Exercise details:
Find every line below that contains the word "main" and copy it out.

Rows:
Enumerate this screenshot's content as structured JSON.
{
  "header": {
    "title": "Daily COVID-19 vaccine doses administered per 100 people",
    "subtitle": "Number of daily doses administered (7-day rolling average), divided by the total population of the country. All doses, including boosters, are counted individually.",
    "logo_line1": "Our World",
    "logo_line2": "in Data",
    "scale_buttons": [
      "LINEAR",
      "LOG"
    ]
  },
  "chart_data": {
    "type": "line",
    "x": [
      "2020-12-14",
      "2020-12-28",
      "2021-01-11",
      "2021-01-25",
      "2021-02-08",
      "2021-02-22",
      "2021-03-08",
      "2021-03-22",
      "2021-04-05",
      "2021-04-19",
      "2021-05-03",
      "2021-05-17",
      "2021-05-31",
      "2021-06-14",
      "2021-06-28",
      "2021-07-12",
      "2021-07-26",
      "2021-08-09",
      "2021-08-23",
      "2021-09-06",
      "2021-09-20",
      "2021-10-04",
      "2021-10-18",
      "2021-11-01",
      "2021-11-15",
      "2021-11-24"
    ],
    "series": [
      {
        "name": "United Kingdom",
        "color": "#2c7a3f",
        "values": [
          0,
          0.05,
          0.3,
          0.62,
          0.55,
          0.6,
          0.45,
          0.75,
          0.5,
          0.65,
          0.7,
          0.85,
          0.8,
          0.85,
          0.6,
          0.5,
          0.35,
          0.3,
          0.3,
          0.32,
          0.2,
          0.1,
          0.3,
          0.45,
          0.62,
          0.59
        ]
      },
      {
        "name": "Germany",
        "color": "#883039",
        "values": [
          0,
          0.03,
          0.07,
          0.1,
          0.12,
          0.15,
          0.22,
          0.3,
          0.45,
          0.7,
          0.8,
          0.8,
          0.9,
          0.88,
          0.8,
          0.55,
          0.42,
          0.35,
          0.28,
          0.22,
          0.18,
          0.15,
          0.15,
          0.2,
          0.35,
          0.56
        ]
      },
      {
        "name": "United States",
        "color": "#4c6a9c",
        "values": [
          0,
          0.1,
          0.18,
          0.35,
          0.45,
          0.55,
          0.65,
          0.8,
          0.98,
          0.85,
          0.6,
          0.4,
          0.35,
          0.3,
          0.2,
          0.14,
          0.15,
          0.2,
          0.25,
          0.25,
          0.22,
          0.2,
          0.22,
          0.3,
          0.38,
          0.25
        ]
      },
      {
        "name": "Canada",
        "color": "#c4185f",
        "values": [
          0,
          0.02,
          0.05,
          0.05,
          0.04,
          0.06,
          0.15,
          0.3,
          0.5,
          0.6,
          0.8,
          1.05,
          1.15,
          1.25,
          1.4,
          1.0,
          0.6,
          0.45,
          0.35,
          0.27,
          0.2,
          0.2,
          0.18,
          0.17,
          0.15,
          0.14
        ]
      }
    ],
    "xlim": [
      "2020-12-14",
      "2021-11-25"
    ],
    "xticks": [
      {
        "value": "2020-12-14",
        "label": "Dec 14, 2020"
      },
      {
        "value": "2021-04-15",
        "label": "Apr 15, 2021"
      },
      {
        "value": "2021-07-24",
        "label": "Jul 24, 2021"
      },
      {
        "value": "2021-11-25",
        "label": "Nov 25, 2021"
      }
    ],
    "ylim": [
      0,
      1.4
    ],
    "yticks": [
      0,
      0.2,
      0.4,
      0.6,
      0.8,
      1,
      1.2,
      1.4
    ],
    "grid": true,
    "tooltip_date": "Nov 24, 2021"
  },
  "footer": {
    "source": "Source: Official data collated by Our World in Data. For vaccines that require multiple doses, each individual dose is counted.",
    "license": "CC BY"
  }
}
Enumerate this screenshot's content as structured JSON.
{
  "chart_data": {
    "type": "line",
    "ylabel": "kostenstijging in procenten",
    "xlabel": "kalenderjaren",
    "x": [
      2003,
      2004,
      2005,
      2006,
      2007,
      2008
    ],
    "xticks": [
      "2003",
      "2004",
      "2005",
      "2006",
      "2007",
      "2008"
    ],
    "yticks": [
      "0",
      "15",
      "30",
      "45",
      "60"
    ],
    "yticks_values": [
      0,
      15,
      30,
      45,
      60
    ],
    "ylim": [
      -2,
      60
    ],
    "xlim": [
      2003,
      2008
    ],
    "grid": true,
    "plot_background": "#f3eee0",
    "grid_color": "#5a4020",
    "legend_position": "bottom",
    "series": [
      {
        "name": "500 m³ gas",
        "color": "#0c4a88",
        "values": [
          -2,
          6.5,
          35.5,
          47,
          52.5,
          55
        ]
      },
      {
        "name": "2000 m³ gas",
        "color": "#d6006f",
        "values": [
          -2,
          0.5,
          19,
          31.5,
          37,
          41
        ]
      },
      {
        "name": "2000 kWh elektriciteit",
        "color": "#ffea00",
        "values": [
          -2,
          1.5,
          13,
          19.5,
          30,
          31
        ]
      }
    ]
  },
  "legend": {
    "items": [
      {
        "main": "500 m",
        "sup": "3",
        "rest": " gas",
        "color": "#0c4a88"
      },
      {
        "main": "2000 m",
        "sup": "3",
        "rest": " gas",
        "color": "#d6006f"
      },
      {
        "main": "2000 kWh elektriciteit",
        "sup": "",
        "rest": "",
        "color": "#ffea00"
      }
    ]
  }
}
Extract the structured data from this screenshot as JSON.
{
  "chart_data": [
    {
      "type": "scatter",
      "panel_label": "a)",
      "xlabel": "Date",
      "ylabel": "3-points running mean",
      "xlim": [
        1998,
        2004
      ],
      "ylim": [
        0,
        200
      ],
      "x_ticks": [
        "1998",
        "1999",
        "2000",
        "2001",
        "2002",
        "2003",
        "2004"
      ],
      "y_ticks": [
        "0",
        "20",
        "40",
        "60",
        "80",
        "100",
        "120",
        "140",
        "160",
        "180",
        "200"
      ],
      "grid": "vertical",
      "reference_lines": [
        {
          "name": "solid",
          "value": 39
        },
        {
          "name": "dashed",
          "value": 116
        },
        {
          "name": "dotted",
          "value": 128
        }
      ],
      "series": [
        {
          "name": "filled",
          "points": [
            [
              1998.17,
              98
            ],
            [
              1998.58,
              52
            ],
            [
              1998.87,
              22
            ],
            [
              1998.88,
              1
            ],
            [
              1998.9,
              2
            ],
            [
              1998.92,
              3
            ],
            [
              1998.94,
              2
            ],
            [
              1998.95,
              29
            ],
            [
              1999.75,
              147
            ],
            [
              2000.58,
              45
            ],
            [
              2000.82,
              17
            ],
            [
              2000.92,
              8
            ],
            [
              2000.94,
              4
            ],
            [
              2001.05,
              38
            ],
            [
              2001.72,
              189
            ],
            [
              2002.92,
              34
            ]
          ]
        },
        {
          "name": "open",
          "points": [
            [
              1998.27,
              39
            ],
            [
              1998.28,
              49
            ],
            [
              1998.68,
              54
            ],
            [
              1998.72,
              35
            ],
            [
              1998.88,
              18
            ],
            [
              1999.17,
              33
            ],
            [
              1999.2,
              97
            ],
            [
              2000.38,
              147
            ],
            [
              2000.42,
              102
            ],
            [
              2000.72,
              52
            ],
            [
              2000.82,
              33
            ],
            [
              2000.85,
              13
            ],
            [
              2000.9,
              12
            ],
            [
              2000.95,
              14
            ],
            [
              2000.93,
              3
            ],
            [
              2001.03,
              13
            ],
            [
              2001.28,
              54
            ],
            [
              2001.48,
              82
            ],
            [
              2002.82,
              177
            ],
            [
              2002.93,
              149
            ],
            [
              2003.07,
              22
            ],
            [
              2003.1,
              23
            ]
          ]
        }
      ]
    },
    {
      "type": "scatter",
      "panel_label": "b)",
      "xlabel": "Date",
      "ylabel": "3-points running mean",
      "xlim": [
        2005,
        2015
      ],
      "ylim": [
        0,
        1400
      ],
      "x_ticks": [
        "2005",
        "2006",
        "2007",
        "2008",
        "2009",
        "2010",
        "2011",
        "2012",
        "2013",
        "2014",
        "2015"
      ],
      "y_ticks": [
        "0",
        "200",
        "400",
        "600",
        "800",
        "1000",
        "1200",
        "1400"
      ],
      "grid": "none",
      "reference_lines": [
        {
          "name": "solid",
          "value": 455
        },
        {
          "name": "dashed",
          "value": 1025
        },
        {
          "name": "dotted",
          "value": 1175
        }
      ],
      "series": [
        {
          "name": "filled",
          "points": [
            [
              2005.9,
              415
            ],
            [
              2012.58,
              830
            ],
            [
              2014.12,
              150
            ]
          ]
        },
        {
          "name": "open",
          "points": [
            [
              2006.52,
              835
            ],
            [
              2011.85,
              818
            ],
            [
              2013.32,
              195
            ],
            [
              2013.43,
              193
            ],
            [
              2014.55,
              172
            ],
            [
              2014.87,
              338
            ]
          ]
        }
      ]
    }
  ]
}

Result of this exercise:
        "main": "500 m",
        "main": "2000 m",
        "main": "2000 kWh elektriciteit",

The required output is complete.